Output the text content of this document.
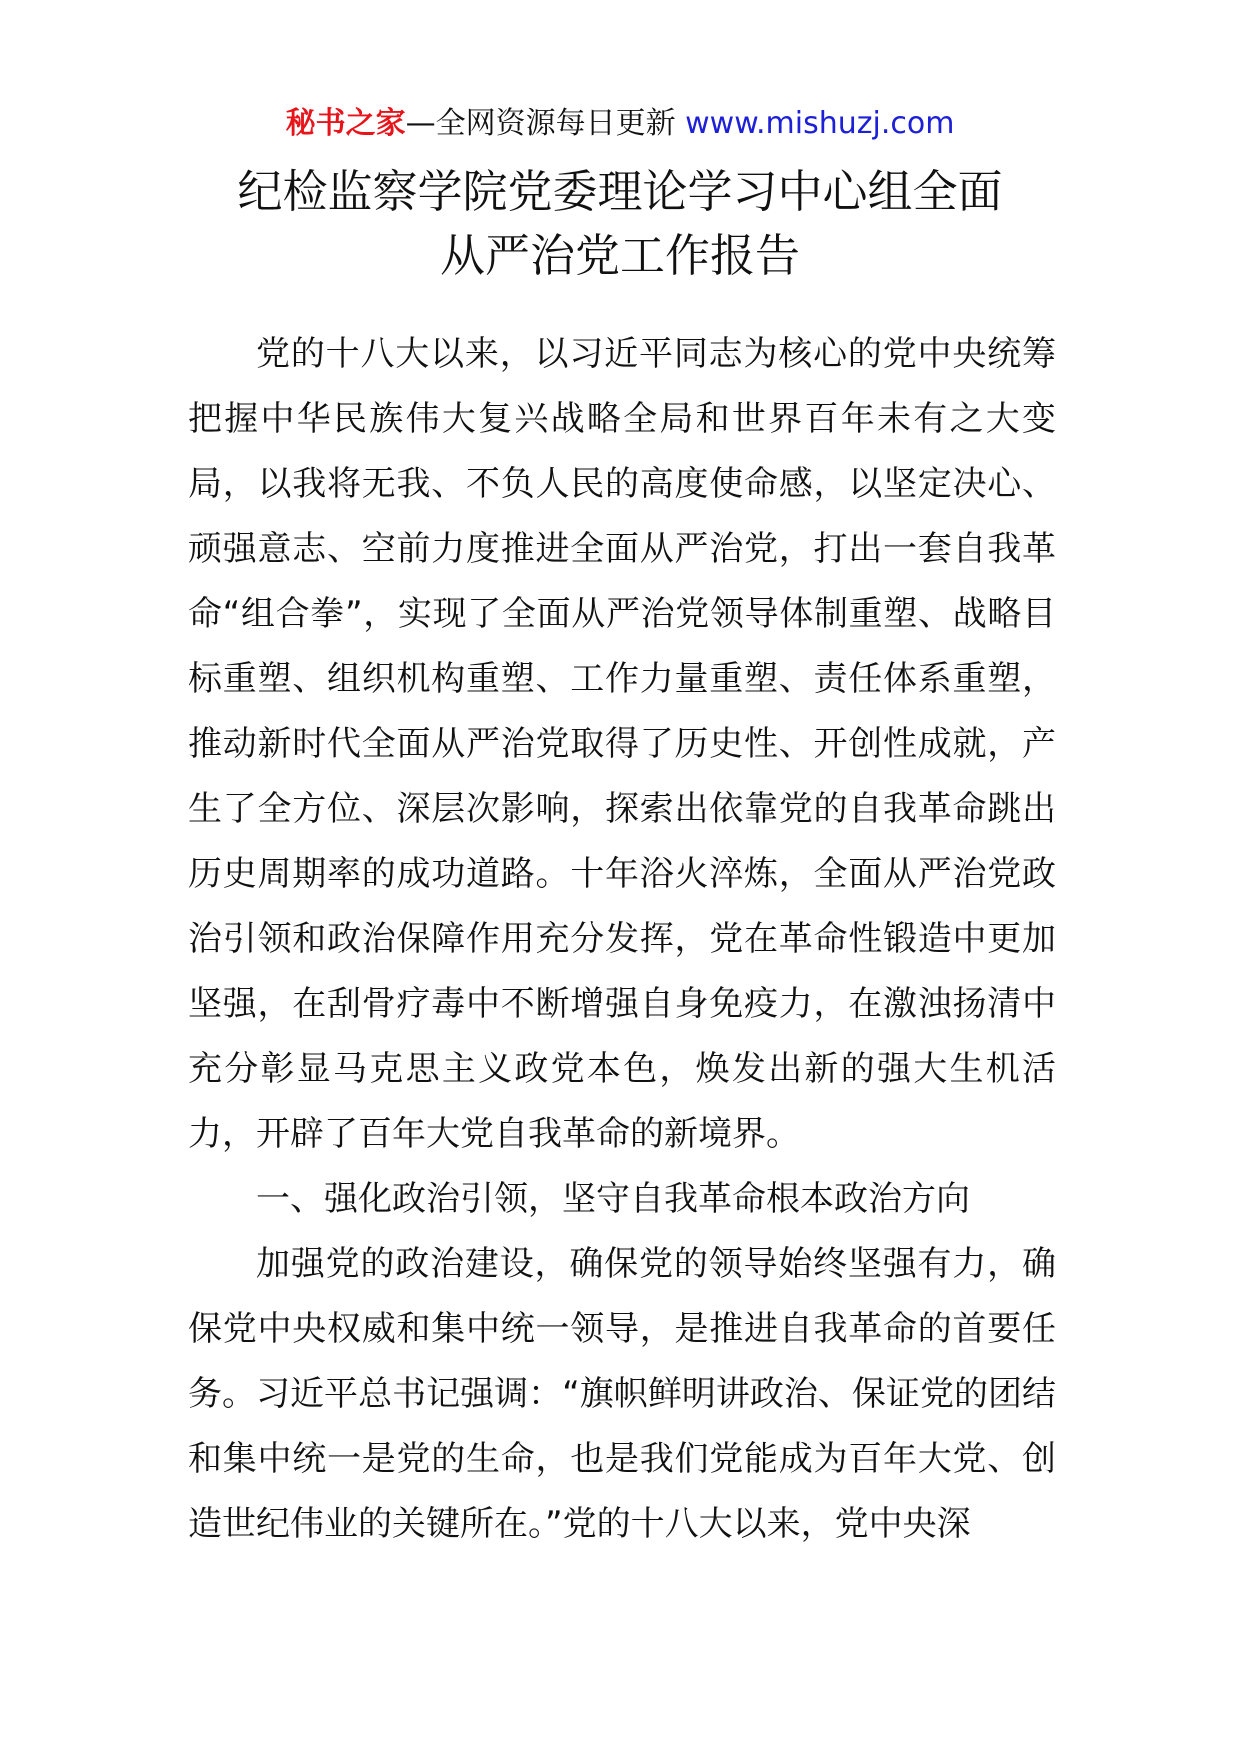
秘书之家—全网资源每日更新 www.mishuzj.com
纪检监察学院党委理论学习中心组全面
从严治党工作报告

党的十八大以来，以习近平同志为核心的党中央统筹把握中华民族伟大复兴战略全局和世界百年未有之大变局，以我将无我、不负人民的高度使命感，以坚定决心、顽强意志、空前力度推进全面从严治党，打出一套自我革命“组合拳”，实现了全面从严治党领导体制重塑、战略目标重塑、组织机构重塑、工作力量重塑、责任体系重塑，推动新时代全面从严治党取得了历史性、开创性成就，产生了全方位、深层次影响，探索出依靠党的自我革命跳出历史周期率的成功道路。十年浴火淬炼，全面从严治党政治引领和政治保障作用充分发挥，党在革命性锻造中更加坚强，在刮骨疗毒中不断增强自身免疫力，在激浊扬清中充分彰显马克思主义政党本色，焕发出新的强大生机活力，开辟了百年大党自我革命的新境界。

一、强化政治引领，坚守自我革命根本政治方向

加强党的政治建设，确保党的领导始终坚强有力，确保党中央权威和集中统一领导，是推进自我革命的首要任务。习近平总书记强调：“旗帜鲜明讲政治、保证党的团结和集中统一是党的生命，也是我们党能成为百年大党、创造世纪伟业的关键所在。”党的十八大以来，党中央深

* * * * * * *

→ **WHAT TO PRODUCE**: Using the records given above, list every line that includes the word "党的十八大以来".

→ **WRITTEN RESPONSE**:
党的十八大以来，以习近平同志为核心的党中央统筹把握中华民族伟大复兴战略全局和世界百年未有之大变局，以我将无我、不负人民的高度使命感，以坚定决心、顽强意志、空前力度推进全面从严治党，打出一套自我革命“组合拳”，实现了全面从严治党领导体制重塑、战略目标重塑、组织机构重塑、工作力量重塑、责任体系重塑，推动新时代全面从严治党取得了历史性、开创性成就，产生了全方位、深层次影响，探索出依靠党的自我革命跳出历史周期率的成功道路。十年浴火淬炼，全面从严治党政治引领和政治保障作用充分发挥，党在革命性锻造中更加坚强，在刮骨疗毒中不断增强自身免疫力，在激浊扬清中充分彰显马克思主义政党本色，焕发出新的强大生机活力，开辟了百年大党自我革命的新境界。
加强党的政治建设，确保党的领导始终坚强有力，确保党中央权威和集中统一领导，是推进自我革命的首要任务。习近平总书记强调：“旗帜鲜明讲政治、保证党的团结和集中统一是党的生命，也是我们党能成为百年大党、创造世纪伟业的关键所在。”党的十八大以来，党中央深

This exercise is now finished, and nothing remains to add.